/---

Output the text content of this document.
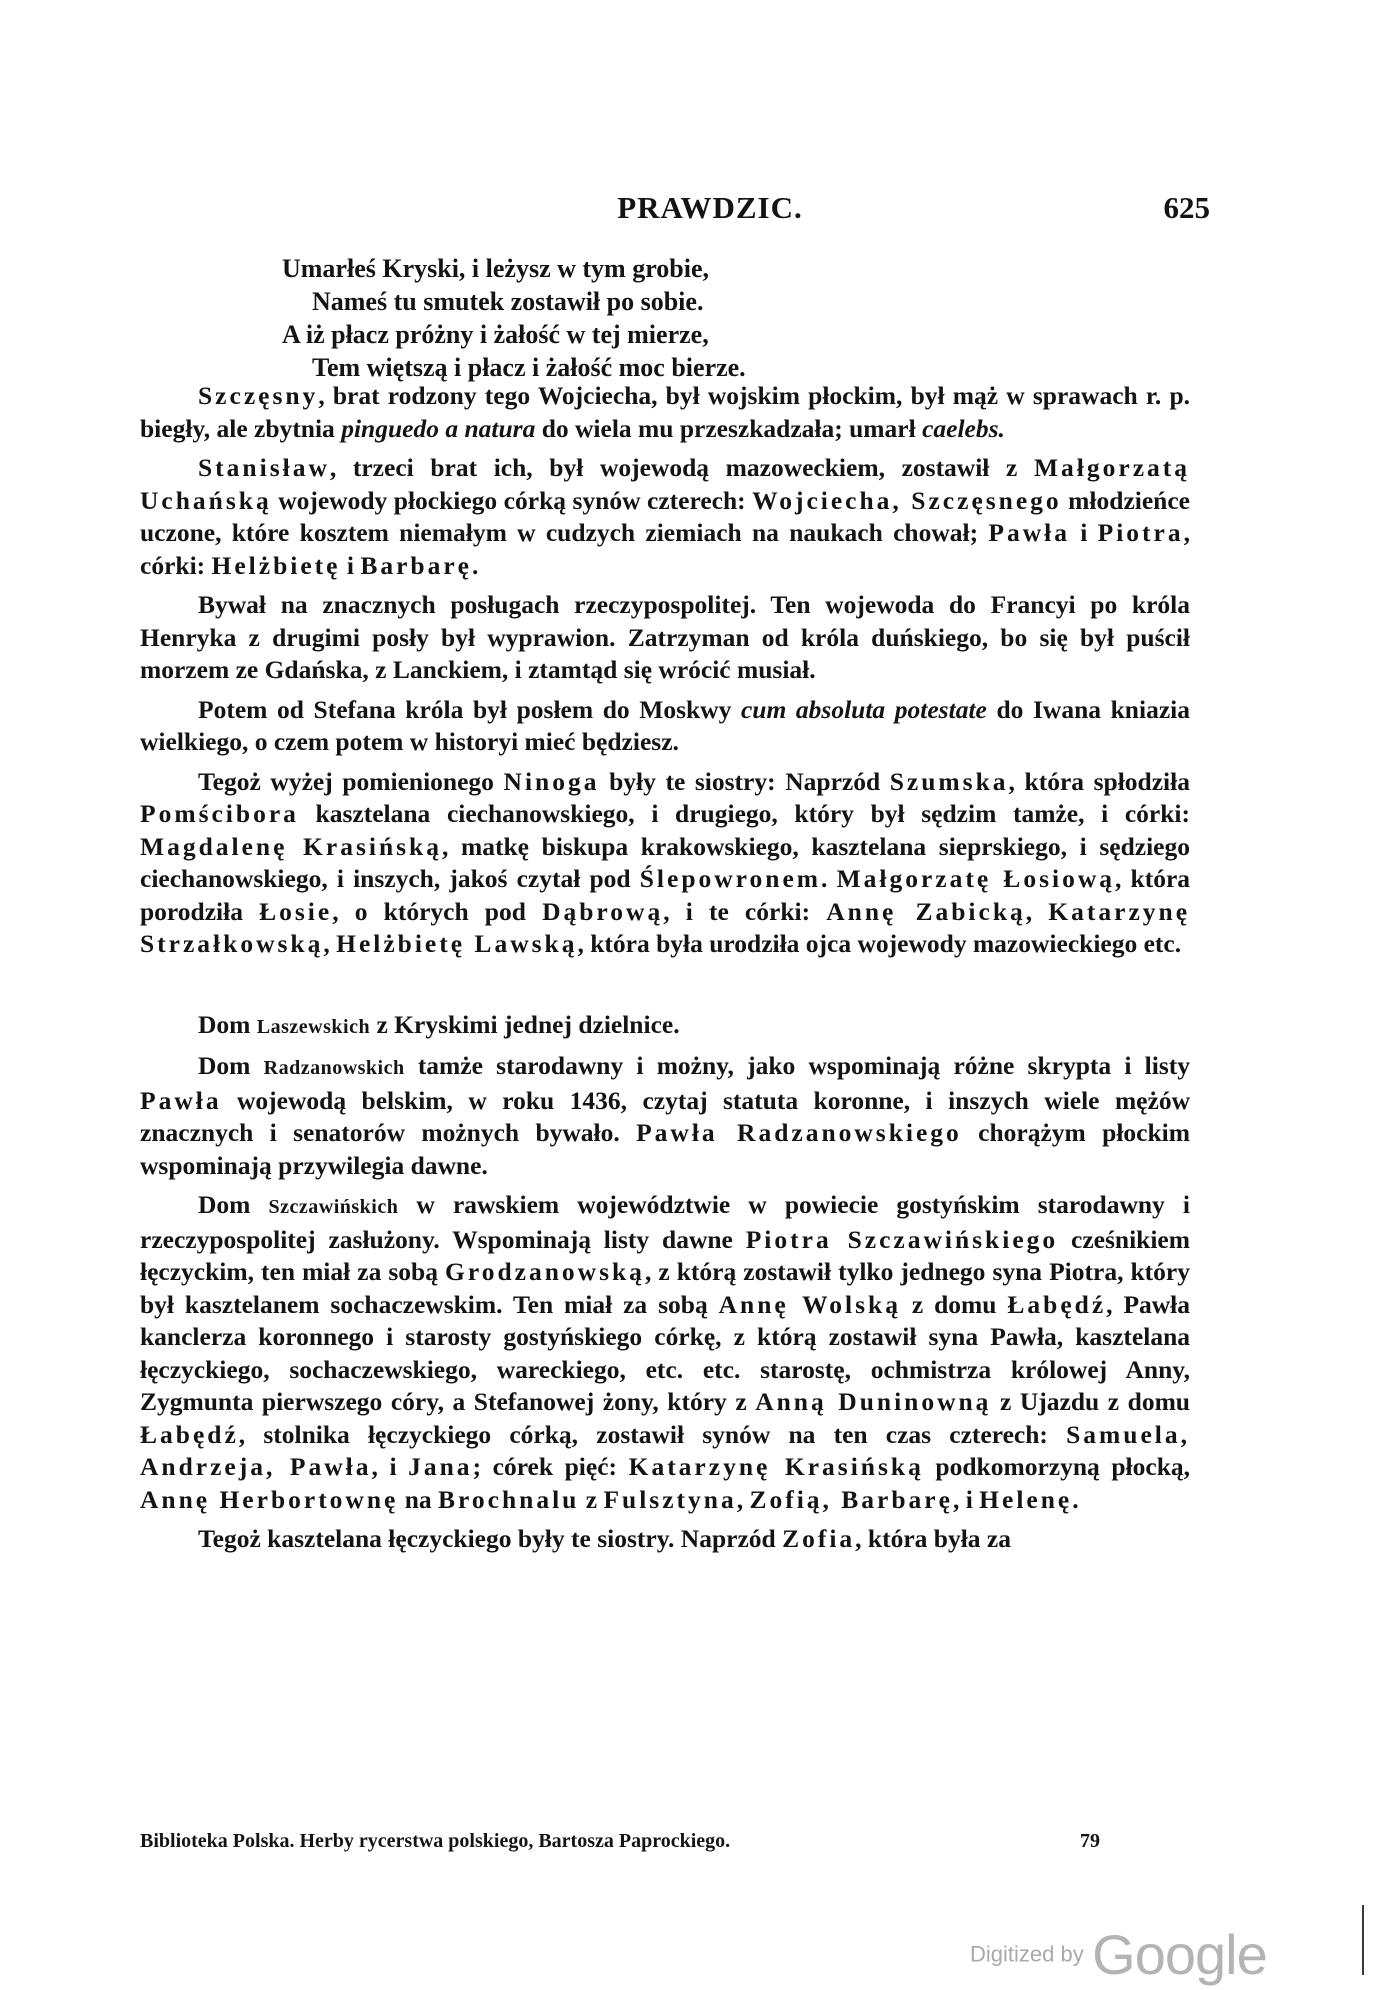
PRAWDZIC.	625
Umarłeś Kryski, i leżysz w tym grobie,
Nameś tu smutek zostawił po sobie.
A iż płacz próżny i żałość w tej mierze,
Tem więtszą i płacz i żałość moc bierze.

Szczęsny, brat rodzony tego Wojciecha, był wojskim płockim, był mąż w sprawach r. p. biegły, ale zbytnia pinguedo a natura do wiela mu przeszkadzała; umarł caelebs.

Stanisław, trzeci brat ich, był wojewodą mazoweckiem, zostawił z Małgorzatą Uchańską wojewody płockiego córką synów czterech: Wojciecha, Szczęsnego młodzieńce uczone, które kosztem niemałym w cudzych ziemiach na naukach chował; Pawła i Piotra, córki: Helżbietę i Barbarę.

Bywał na znacznych posługach rzeczypospolitej. Ten wojewoda do Francyi po króla Henryka z drugimi posły był wyprawion. Zatrzyman od króla duńskiego, bo się był puścił morzem ze Gdańska, z Lanckiem, i ztamtąd się wrócić musiał.

Potem od Stefana króla był posłem do Moskwy cum absoluta potestate do Iwana kniazia wielkiego, o czem potem w historyi mieć będziesz.

Tegoż wyżej pomienionego Ninoga były te siostry: Naprzód Szumska, która spłodziła Pomścibora kasztelana ciechanowskiego, i drugiego, który był sędzim tamże, i córki: Magdalenę Krasińską, matkę biskupa krakowskiego, kasztelana sieprskiego, i sędziego ciechanowskiego, i inszych, jakoś czytał pod Ślepowronem. Małgorzatę Łosiową, która porodziła Łosie, o których pod Dąbrową, i te córki: Annę Zabicką, Katarzynę Strzałkowską, Helżbietę Lawską, która była urodziła ojca wojewody mazowieckiego etc.

Dom Laszewskich z Kryskimi jednej dzielnice.

Dom Radzanowskich tamże starodawny i możny, jako wspominają różne skrypta i listy Pawła wojewodą belskim, w roku 1436, czytaj statuta koronne, i inszych wiele mężów znacznych i senatorów możnych bywało. Pawła Radzanowskiego chorążym płockim wspominają przywilegia dawne.

Dom Szczawińskich w rawskiem województwie w powiecie gostyńskim starodawny i rzeczypospolitej zasłużony. Wspominają listy dawne Piotra Szczawińskiego cześnikiem łęczyckim, ten miał za sobą Grodzanowską, z którą zostawił tylko jednego syna Piotra, który był kasztelanem sochaczewskim. Ten miał za sobą Annę Wolską z domu Łabędź, Pawła kanclerza koronnego i starosty gostyńskiego córkę, z którą zostawił syna Pawła, kasztelana łęczyckiego, sochaczewskiego, wareckiego, etc. etc. starostę, ochmistrza królowej Anny, Zygmunta pierwszego córy, a Stefanowej żony, który z Anną Duninowną z Ujazdu z domu Łabędź, stolnika łęczyckiego córką, zostawił synów na ten czas czterech: Samuela, Andrzeja, Pawła, i Jana; córek pięć: Katarzynę Krasińską podkomorzyną płocką, Annę Herbortownę na Brochnalu z Fulsztyna, Zofią, Barbarę, i Helenę.

Tegoż kasztelana łęczyckiego były te siostry. Naprzód Zofia, która była za

Biblioteka Polska. Herby rycerstwa polskiego, Bartosza Paprockiego.	79
Digitized by Google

\---

Reproduce the records above exactly, leaving out every picture they contain.

Output the text content of this document.
PRAWDZIC.	625
Umarłeś Kryski, i leżysz w tym grobie,
Nameś tu smutek zostawił po sobie.
A iż płacz próżny i żałość w tej mierze,
Tem więtszą i płacz i żałość moc bierze.

Szczęsny, brat rodzony tego Wojciecha, był wojskim płockim, był mąż w sprawach r. p. biegły, ale zbytnia pinguedo a natura do wiela mu przeszkadzała; umarł caelebs.

Stanisław, trzeci brat ich, był wojewodą mazoweckiem, zostawił z Małgorzatą Uchańską wojewody płockiego córką synów czterech: Wojciecha, Szczęsnego młodzieńce uczone, które kosztem niemałym w cudzych ziemiach na naukach chował; Pawła i Piotra, córki: Helżbietę i Barbarę.

Bywał na znacznych posługach rzeczypospolitej. Ten wojewoda do Francyi po króla Henryka z drugimi posły był wyprawion. Zatrzyman od króla duńskiego, bo się był puścił morzem ze Gdańska, z Lanckiem, i ztamtąd się wrócić musiał.

Potem od Stefana króla był posłem do Moskwy cum absoluta potestate do Iwana kniazia wielkiego, o czem potem w historyi mieć będziesz.

Tegoż wyżej pomienionego Ninoga były te siostry: Naprzód Szumska, która spłodziła Pomścibora kasztelana ciechanowskiego, i drugiego, który był sędzim tamże, i córki: Magdalenę Krasińską, matkę biskupa krakowskiego, kasztelana sieprskiego, i sędziego ciechanowskiego, i inszych, jakoś czytał pod Ślepowronem. Małgorzatę Łosiową, która porodziła Łosie, o których pod Dąbrową, i te córki: Annę Zabicką, Katarzynę Strzałkowską, Helżbietę Lawską, która była urodziła ojca wojewody mazowieckiego etc.

Dom Laszewskich z Kryskimi jednej dzielnice.

Dom Radzanowskich tamże starodawny i możny, jako wspominają różne skrypta i listy Pawła wojewodą belskim, w roku 1436, czytaj statuta koronne, i inszych wiele mężów znacznych i senatorów możnych bywało. Pawła Radzanowskiego chorążym płockim wspominają przywilegia dawne.

Dom Szczawińskich w rawskiem województwie w powiecie gostyńskim starodawny i rzeczypospolitej zasłużony. Wspominają listy dawne Piotra Szczawińskiego cześnikiem łęczyckim, ten miał za sobą Grodzanowską, z którą zostawił tylko jednego syna Piotra, który był kasztelanem sochaczewskim. Ten miał za sobą Annę Wolską z domu Łabędź, Pawła kanclerza koronnego i starosty gostyńskiego córkę, z którą zostawił syna Pawła, kasztelana łęczyckiego, sochaczewskiego, wareckiego, etc. etc. starostę, ochmistrza królowej Anny, Zygmunta pierwszego córy, a Stefanowej żony, który z Anną Duninowną z Ujazdu z domu Łabędź, stolnika łęczyckiego córką, zostawił synów na ten czas czterech: Samuela, Andrzeja, Pawła, i Jana; córek pięć: Katarzynę Krasińską podkomorzyną płocką, Annę Herbortownę na Brochnalu z Fulsztyna, Zofią, Barbarę, i Helenę.

Tegoż kasztelana łęczyckiego były te siostry. Naprzód Zofia, która była za

Biblioteka Polska. Herby rycerstwa polskiego, Bartosza Paprockiego.	79
Digitized by Google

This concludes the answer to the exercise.